* _INSTRUCTIONS FOR THE TASK_: Retype the whole listing verbatim and keep the pictures out of it.

* _PROVIDED RECORDS_:

****************************************

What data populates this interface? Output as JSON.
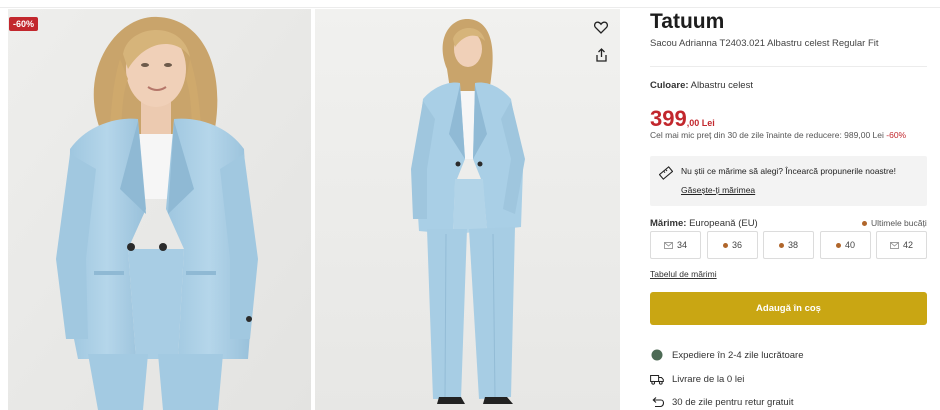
{
  "gallery": {
    "discount_badge": "-60%",
    "wishlist_icon": "heart-icon",
    "share_icon": "share-icon"
  },
  "product": {
    "brand": "Tatuum",
    "name": "Sacou Adrianna T2403.021 Albastru celest Regular Fit",
    "color_label": "Culoare:",
    "color_value": "Albastru celest",
    "price_int": "399",
    "price_dec": ",00 Lei",
    "price_note": "Cel mai mic preț din 30 de zile înainte de reducere: 989,00 Lei",
    "price_note_pct": "-60%"
  },
  "size_help": {
    "text": "Nu știi ce mărime să alegi? Încearcă propunerile noastre!",
    "link": "Găsește-ți mărimea"
  },
  "sizes": {
    "label": "Mărime:",
    "system": "Europeană (EU)",
    "last_items": "Ultimele bucăți",
    "options": [
      {
        "label": "34",
        "status": "notify"
      },
      {
        "label": "36",
        "status": "low"
      },
      {
        "label": "38",
        "status": "low"
      },
      {
        "label": "40",
        "status": "low"
      },
      {
        "label": "42",
        "status": "notify"
      }
    ],
    "table_link": "Tabelul de mărimi"
  },
  "cta": {
    "label": "Adaugă în coș"
  },
  "features": [
    {
      "icon": "green-dot-icon",
      "text": "Expediere în 2-4 zile lucrătoare"
    },
    {
      "icon": "truck-icon",
      "text": "Livrare de la 0 lei"
    },
    {
      "icon": "return-icon",
      "text": "30 de zile pentru retur gratuit"
    }
  ],
  "colors": {
    "accent_red": "#c2272d",
    "cta_gold": "#c9a613",
    "low_stock_dot": "#b0662b",
    "green_dot": "#4d6a55",
    "suit_blue": "#a9cfe6"
  }
}
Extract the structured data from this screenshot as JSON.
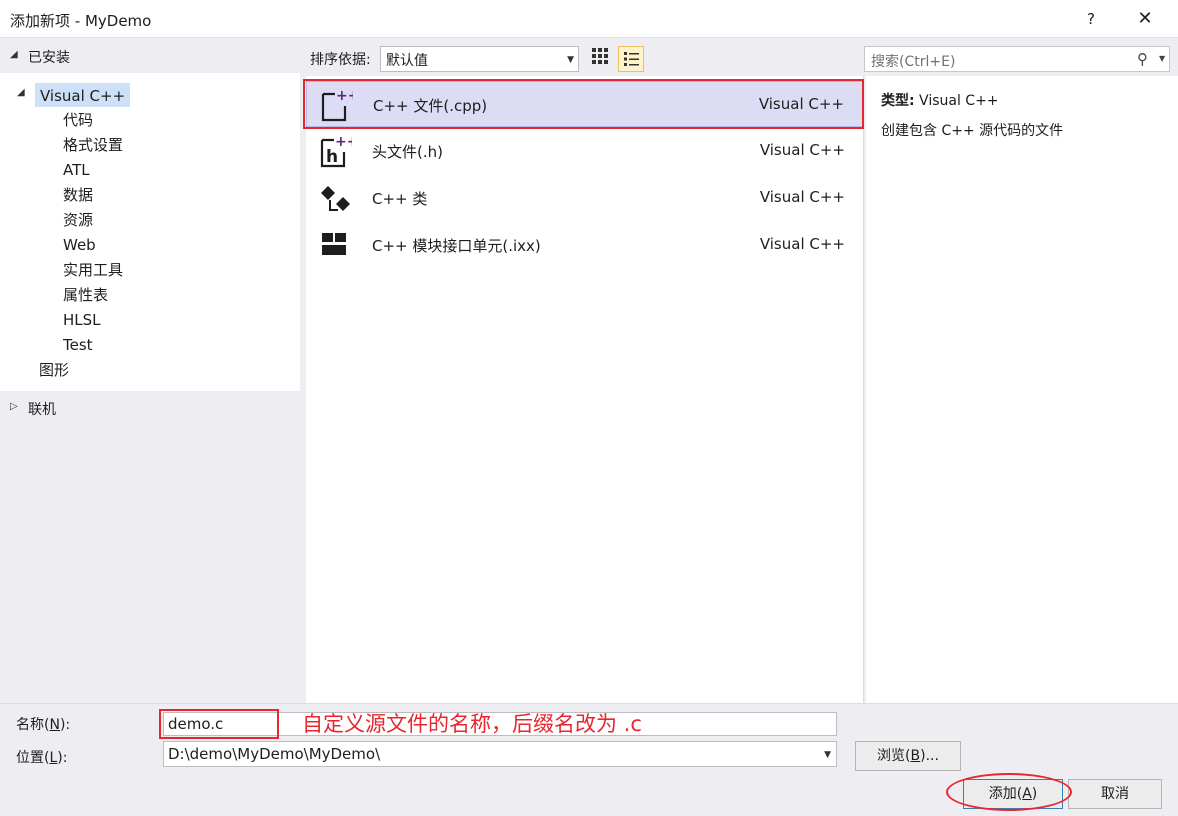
{
  "window": {
    "title": "添加新项 - MyDemo",
    "help": "?",
    "close": "✕"
  },
  "installed": {
    "label": "已安装"
  },
  "tree": {
    "root": "Visual C++",
    "children": [
      "代码",
      "格式设置",
      "ATL",
      "数据",
      "资源",
      "Web",
      "实用工具",
      "属性表",
      "HLSL",
      "Test"
    ],
    "sibling": "图形"
  },
  "online": {
    "label": "联机"
  },
  "toolbar": {
    "sort_label": "排序依据:",
    "sort_value": "默认值"
  },
  "templates": [
    {
      "name": "C++ 文件(.cpp)",
      "lang": "Visual C++",
      "icon": "cpp-file-icon"
    },
    {
      "name": "头文件(.h)",
      "lang": "Visual C++",
      "icon": "header-file-icon"
    },
    {
      "name": "C++ 类",
      "lang": "Visual C++",
      "icon": "class-icon"
    },
    {
      "name": "C++ 模块接口单元(.ixx)",
      "lang": "Visual C++",
      "icon": "module-icon"
    }
  ],
  "search": {
    "placeholder": "搜索(Ctrl+E)"
  },
  "details": {
    "type_label": "类型:",
    "type_value": " Visual C++",
    "description": "创建包含 C++ 源代码的文件"
  },
  "form": {
    "name_label_pre": "名称(",
    "name_label_key": "N",
    "name_label_post": "):",
    "name_value": "demo.c",
    "location_label_pre": "位置(",
    "location_label_key": "L",
    "location_label_post": "):",
    "location_value": "D:\\demo\\MyDemo\\MyDemo\\"
  },
  "annotation": "自定义源文件的名称，后缀名改为 .c",
  "buttons": {
    "browse_pre": "浏览(",
    "browse_key": "B",
    "browse_post": ")...",
    "add_pre": "添加(",
    "add_key": "A",
    "add_post": ")",
    "cancel": "取消"
  },
  "colors": {
    "highlight": "#e8262f",
    "selection": "#dcdcf5",
    "accent_purple": "#68217a"
  }
}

****************************************

* _ANSWER TO THIS TASK_:
What data populates this interface? Output as JSON.
{
  "gallery": {
    "discount_badge": "-60%",
    "wishlist_icon": "heart-icon",
    "share_icon": "share-icon"
  },
  "product": {
    "brand": "Tatuum",
    "name": "Sacou Adrianna T2403.021 Albastru celest Regular Fit",
    "color_label": "Culoare:",
    "color_value": "Albastru celest",
    "price_int": "399",
    "price_dec": ",00 Lei",
    "price_note": "Cel mai mic preț din 30 de zile înainte de reducere: 989,00 Lei",
    "price_note_pct": "-60%"
  },
  "size_help": {
    "text": "Nu știi ce mărime să alegi? Încearcă propunerile noastre!",
    "link": "Găsește-ți mărimea"
  },
  "sizes": {
    "label": "Mărime:",
    "system": "Europeană (EU)",
    "last_items": "Ultimele bucăți",
    "options": [
      {
        "label": "34",
        "status": "notify"
      },
      {
        "label": "36",
        "status": "low"
      },
      {
        "label": "38",
        "status": "low"
      },
      {
        "label": "40",
        "status": "low"
      },
      {
        "label": "42",
        "status": "notify"
      }
    ],
    "table_link": "Tabelul de mărimi"
  },
  "cta": {
    "label": "Adaugă în coș"
  },
  "features": [
    {
      "icon": "green-dot-icon",
      "text": "Expediere în 2-4 zile lucrătoare"
    },
    {
      "icon": "truck-icon",
      "text": "Livrare de la 0 lei"
    },
    {
      "icon": "return-icon",
      "text": "30 de zile pentru retur gratuit"
    }
  ],
  "colors": {
    "accent_red": "#c2272d",
    "cta_gold": "#c9a613",
    "low_stock_dot": "#b0662b",
    "green_dot": "#4d6a55",
    "suit_blue": "#a9cfe6"
  }
}
Extract the structured data from this screenshot as JSON.
{
  "window": {
    "title": "添加新项 - MyDemo",
    "help": "?",
    "close": "✕"
  },
  "installed": {
    "label": "已安装"
  },
  "tree": {
    "root": "Visual C++",
    "children": [
      "代码",
      "格式设置",
      "ATL",
      "数据",
      "资源",
      "Web",
      "实用工具",
      "属性表",
      "HLSL",
      "Test"
    ],
    "sibling": "图形"
  },
  "online": {
    "label": "联机"
  },
  "toolbar": {
    "sort_label": "排序依据:",
    "sort_value": "默认值"
  },
  "templates": [
    {
      "name": "C++ 文件(.cpp)",
      "lang": "Visual C++",
      "icon": "cpp-file-icon"
    },
    {
      "name": "头文件(.h)",
      "lang": "Visual C++",
      "icon": "header-file-icon"
    },
    {
      "name": "C++ 类",
      "lang": "Visual C++",
      "icon": "class-icon"
    },
    {
      "name": "C++ 模块接口单元(.ixx)",
      "lang": "Visual C++",
      "icon": "module-icon"
    }
  ],
  "search": {
    "placeholder": "搜索(Ctrl+E)"
  },
  "details": {
    "type_label": "类型:",
    "type_value": " Visual C++",
    "description": "创建包含 C++ 源代码的文件"
  },
  "form": {
    "name_label_pre": "名称(",
    "name_label_key": "N",
    "name_label_post": "):",
    "name_value": "demo.c",
    "location_label_pre": "位置(",
    "location_label_key": "L",
    "location_label_post": "):",
    "location_value": "D:\\demo\\MyDemo\\MyDemo\\"
  },
  "annotation": "自定义源文件的名称，后缀名改为 .c",
  "buttons": {
    "browse_pre": "浏览(",
    "browse_key": "B",
    "browse_post": ")...",
    "add_pre": "添加(",
    "add_key": "A",
    "add_post": ")",
    "cancel": "取消"
  },
  "colors": {
    "highlight": "#e8262f",
    "selection": "#dcdcf5",
    "accent_purple": "#68217a"
  }
}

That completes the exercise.